## start Given information

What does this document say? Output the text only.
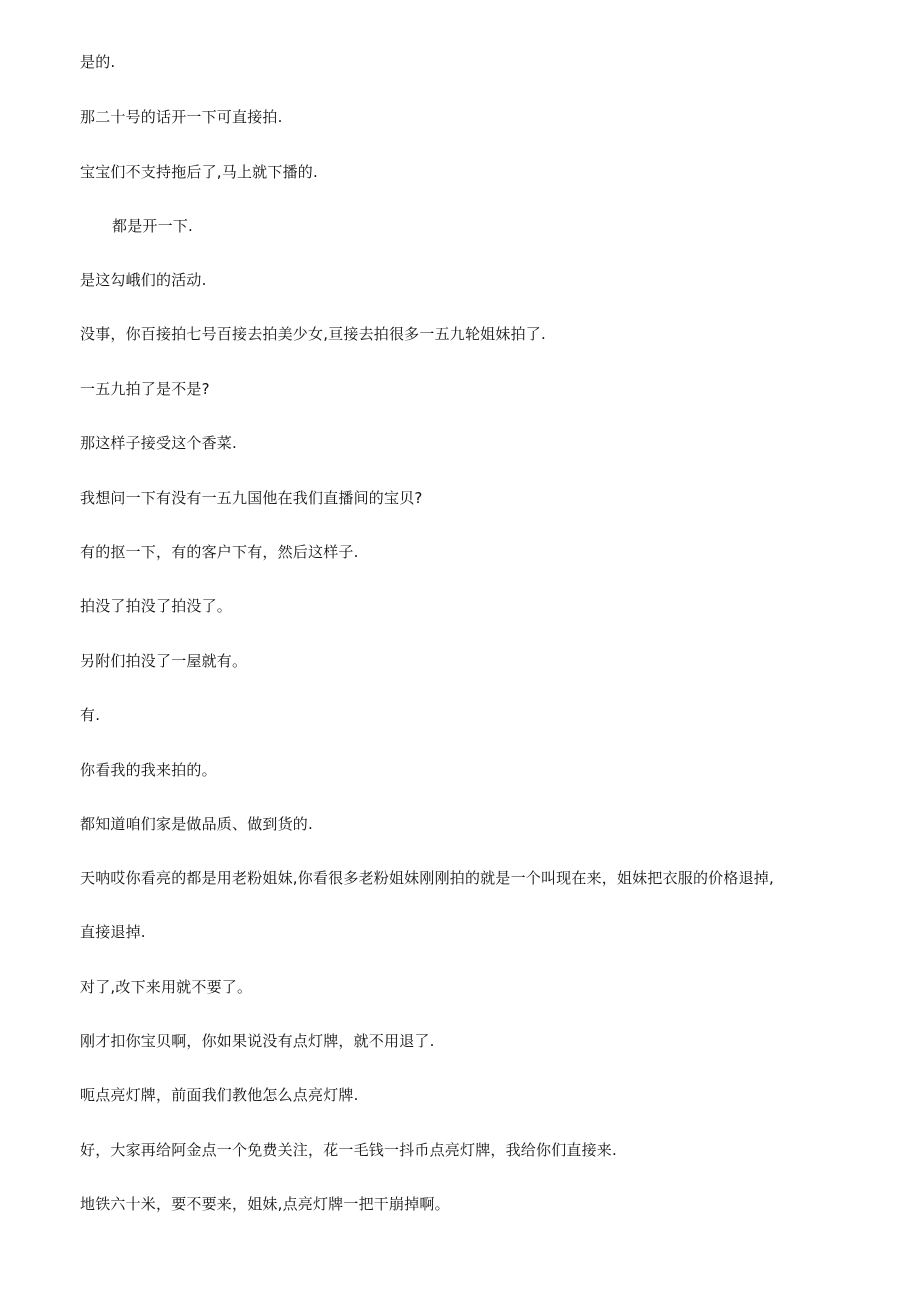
是的.
那二十号的话开一下可直接拍.
宝宝们不支持拖后了,马上就下播的.
都是开一下.
是这勾峨们的活动.
没事，你百接拍七号百接去拍美少女,亘接去拍很多一五九轮姐妹拍了.
一五九拍了是不是?
那这样子接受这个香菜.
我想问一下有没有一五九国他在我们直播间的宝贝?
有的抠一下，有的客户下有，然后这样子.
拍没了拍没了拍没了。
另附们拍没了一屋就有。
有.
你看我的我来拍的。
都知道咱们家是做品质、做到货的.
天呐哎你看亮的都是用老粉姐妹,你看很多老粉姐妹刚刚拍的就是一个叫现在来，姐妹把衣服的价格退掉,
直接退掉.
对了,改下来用就不要了。
刚才扣你宝贝啊，你如果说没有点灯牌，就不用退了.
呃点亮灯牌，前面我们教他怎么点亮灯牌.
好，大家再给阿金点一个免费关注，花一毛钱一抖币点亮灯牌，我给你们直接来.
地铁六十米，要不要来，姐妹,点亮灯牌一把干崩掉啊。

## end Given information

● **Your goal**
Keep the pictures out of the copy and write out the data exactly as it stands.

● **Complete answer**
What does this document say? Output the text only.
是的.
那二十号的话开一下可直接拍.
宝宝们不支持拖后了,马上就下播的.
都是开一下.
是这勾峨们的活动.
没事，你百接拍七号百接去拍美少女,亘接去拍很多一五九轮姐妹拍了.
一五九拍了是不是?
那这样子接受这个香菜.
我想问一下有没有一五九国他在我们直播间的宝贝?
有的抠一下，有的客户下有，然后这样子.
拍没了拍没了拍没了。
另附们拍没了一屋就有。
有.
你看我的我来拍的。
都知道咱们家是做品质、做到货的.
天呐哎你看亮的都是用老粉姐妹,你看很多老粉姐妹刚刚拍的就是一个叫现在来，姐妹把衣服的价格退掉,
直接退掉.
对了,改下来用就不要了。
刚才扣你宝贝啊，你如果说没有点灯牌，就不用退了.
呃点亮灯牌，前面我们教他怎么点亮灯牌.
好，大家再给阿金点一个免费关注，花一毛钱一抖币点亮灯牌，我给你们直接来.
地铁六十米，要不要来，姐妹,点亮灯牌一把干崩掉啊。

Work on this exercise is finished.